MATERIAL FOR THIS EXERCISE.
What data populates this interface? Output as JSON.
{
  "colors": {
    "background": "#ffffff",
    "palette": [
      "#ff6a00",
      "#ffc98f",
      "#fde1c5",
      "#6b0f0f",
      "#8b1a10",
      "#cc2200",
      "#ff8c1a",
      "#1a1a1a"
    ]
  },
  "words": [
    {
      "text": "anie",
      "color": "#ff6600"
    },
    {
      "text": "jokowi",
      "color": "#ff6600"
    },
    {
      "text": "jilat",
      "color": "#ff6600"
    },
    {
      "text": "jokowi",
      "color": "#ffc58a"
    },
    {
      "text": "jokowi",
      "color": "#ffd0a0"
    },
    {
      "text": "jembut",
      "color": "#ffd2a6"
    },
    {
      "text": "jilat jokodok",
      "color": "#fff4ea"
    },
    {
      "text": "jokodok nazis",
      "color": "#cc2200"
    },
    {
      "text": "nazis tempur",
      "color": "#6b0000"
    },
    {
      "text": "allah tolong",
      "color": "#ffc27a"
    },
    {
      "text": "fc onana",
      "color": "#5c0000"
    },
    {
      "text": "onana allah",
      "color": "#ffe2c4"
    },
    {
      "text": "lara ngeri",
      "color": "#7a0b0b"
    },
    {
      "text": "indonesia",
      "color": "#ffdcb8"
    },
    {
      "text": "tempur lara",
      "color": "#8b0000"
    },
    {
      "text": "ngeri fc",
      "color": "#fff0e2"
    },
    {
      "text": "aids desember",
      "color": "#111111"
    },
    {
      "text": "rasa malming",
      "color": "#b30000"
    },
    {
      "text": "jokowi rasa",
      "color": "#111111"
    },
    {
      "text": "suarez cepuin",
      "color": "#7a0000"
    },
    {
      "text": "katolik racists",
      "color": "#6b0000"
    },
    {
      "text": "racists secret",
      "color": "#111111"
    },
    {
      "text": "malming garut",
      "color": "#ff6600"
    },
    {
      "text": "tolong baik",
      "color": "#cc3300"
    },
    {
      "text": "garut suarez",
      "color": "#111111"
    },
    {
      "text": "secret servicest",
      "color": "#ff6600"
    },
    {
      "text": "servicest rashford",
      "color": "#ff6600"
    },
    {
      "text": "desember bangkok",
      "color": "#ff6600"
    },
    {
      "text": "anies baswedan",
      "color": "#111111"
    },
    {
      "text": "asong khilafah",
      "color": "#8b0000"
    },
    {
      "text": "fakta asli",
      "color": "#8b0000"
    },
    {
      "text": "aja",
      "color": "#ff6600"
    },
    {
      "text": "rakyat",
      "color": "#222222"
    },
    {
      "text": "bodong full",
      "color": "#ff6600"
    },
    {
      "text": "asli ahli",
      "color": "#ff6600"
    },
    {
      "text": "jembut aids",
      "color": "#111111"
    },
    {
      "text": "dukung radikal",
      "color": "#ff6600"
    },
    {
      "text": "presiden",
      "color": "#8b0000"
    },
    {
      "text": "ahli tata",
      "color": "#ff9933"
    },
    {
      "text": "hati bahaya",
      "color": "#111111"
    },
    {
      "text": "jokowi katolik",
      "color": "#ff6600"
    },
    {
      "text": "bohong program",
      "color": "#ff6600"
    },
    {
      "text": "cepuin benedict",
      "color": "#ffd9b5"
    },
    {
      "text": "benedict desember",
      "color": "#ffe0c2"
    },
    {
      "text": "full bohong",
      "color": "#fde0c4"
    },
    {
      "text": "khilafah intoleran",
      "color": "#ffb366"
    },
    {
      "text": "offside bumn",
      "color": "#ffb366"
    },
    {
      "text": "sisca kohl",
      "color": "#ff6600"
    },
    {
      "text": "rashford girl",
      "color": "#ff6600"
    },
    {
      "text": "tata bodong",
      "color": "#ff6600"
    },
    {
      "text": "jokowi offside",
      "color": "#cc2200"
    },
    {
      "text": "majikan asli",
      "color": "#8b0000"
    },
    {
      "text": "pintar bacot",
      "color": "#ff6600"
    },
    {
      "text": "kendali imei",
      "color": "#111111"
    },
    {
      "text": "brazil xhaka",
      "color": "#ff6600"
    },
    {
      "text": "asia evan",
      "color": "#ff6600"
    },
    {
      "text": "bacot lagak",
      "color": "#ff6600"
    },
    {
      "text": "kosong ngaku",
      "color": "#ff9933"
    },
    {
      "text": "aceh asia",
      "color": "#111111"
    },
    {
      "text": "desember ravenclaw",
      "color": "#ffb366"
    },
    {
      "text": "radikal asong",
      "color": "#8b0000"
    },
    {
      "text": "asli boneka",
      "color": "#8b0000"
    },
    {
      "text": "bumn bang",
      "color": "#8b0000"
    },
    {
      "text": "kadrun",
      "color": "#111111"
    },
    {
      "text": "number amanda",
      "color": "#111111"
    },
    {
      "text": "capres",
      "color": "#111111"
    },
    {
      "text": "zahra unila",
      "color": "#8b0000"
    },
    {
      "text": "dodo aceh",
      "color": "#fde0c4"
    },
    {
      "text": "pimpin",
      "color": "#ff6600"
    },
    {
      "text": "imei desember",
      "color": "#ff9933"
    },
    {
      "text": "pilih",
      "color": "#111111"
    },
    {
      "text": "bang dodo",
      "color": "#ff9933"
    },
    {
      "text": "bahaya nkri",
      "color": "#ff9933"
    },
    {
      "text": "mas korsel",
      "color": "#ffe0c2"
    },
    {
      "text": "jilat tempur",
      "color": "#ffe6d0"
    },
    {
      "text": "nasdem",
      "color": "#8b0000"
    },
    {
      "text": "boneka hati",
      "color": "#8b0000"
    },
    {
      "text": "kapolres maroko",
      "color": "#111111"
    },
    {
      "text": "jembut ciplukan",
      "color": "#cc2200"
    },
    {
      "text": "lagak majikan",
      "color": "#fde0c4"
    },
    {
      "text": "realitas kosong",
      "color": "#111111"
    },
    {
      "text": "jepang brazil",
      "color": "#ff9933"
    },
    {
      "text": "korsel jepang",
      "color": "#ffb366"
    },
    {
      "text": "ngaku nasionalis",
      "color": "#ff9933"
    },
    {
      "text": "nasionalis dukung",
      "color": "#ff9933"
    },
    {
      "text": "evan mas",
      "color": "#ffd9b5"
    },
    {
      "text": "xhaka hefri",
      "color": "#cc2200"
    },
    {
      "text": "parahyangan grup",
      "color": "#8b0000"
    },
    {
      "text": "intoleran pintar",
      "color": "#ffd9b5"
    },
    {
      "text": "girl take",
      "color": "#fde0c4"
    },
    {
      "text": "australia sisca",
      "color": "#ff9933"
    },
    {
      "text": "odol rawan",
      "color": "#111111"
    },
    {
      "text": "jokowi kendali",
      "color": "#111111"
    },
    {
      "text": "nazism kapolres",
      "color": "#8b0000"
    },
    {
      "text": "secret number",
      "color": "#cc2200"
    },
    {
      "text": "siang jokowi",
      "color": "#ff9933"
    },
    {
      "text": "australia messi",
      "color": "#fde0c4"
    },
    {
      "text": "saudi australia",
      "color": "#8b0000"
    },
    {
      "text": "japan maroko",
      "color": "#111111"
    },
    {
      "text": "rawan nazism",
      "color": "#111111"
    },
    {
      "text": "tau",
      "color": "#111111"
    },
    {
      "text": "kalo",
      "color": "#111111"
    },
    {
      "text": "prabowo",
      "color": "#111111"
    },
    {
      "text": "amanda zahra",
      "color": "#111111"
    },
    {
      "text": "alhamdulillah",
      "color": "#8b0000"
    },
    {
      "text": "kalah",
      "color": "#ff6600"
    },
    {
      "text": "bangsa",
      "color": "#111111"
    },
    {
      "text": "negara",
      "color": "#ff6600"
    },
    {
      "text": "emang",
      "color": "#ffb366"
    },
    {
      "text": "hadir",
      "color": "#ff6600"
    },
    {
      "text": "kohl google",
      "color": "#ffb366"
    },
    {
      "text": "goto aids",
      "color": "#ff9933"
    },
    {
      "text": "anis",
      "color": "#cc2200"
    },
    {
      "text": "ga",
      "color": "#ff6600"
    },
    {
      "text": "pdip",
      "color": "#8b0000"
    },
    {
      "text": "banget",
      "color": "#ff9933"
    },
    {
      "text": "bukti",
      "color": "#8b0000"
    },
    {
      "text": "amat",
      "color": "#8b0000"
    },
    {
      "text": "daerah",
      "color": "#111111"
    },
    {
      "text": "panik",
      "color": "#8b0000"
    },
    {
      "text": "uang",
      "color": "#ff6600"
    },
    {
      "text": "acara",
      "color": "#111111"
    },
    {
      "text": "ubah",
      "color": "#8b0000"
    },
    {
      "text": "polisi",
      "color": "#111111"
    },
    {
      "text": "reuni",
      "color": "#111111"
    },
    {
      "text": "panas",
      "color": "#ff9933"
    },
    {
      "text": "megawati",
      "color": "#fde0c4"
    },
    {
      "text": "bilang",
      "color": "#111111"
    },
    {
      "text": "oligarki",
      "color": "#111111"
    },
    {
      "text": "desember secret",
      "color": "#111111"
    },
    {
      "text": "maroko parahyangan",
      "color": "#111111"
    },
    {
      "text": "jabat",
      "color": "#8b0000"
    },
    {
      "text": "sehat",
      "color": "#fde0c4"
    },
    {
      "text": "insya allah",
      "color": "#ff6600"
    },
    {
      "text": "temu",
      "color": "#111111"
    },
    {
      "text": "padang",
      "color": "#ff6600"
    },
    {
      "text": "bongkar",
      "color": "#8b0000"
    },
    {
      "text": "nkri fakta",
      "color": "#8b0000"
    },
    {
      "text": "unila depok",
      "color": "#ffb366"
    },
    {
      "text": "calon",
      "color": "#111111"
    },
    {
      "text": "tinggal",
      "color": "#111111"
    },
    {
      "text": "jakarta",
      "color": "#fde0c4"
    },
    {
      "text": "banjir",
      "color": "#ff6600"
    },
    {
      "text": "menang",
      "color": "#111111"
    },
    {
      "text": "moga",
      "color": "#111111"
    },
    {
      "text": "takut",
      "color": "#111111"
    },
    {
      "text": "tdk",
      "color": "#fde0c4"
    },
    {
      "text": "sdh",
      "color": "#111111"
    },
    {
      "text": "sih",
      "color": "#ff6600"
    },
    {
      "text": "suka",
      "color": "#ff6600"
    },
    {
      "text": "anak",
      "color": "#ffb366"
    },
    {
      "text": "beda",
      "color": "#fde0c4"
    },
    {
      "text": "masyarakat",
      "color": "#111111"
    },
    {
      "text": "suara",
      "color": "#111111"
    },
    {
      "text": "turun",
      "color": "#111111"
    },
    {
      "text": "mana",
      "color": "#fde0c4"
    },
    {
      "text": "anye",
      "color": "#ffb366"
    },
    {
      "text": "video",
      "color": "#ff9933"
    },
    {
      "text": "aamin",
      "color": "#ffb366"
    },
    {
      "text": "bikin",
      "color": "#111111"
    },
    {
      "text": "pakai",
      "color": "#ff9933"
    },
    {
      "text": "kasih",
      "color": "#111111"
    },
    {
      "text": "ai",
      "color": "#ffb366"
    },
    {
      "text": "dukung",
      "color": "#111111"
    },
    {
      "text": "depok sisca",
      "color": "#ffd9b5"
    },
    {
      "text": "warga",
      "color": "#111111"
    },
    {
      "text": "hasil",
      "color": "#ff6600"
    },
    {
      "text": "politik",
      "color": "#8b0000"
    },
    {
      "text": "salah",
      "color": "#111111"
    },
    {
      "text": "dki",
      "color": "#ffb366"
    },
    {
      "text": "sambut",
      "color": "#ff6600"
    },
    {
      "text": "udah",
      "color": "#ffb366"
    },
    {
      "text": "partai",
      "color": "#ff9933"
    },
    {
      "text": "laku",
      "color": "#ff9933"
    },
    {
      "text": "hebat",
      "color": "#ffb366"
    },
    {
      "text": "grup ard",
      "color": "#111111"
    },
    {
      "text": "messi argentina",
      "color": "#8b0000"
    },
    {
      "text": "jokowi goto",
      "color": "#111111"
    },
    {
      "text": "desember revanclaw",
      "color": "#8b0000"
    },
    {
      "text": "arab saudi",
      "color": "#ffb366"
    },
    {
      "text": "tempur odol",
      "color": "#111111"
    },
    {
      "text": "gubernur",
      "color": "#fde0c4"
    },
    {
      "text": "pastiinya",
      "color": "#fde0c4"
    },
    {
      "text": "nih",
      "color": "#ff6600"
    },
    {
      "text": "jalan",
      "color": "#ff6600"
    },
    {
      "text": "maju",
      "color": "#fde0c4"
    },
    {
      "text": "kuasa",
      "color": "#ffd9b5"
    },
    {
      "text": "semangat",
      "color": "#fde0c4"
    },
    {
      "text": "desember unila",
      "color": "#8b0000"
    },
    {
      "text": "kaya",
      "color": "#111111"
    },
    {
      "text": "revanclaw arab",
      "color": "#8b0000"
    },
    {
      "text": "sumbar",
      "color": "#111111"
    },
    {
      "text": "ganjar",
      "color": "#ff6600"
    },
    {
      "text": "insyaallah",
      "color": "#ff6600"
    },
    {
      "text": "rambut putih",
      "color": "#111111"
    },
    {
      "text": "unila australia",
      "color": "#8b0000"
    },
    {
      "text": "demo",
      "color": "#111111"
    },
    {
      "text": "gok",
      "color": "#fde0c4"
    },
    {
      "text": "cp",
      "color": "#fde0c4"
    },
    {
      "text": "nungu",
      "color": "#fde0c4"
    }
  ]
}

REQUIRED WORK. The word "katolik" appears in how many lines of the data? Answer with only the number.

ANSWER FOR THE TASK. 2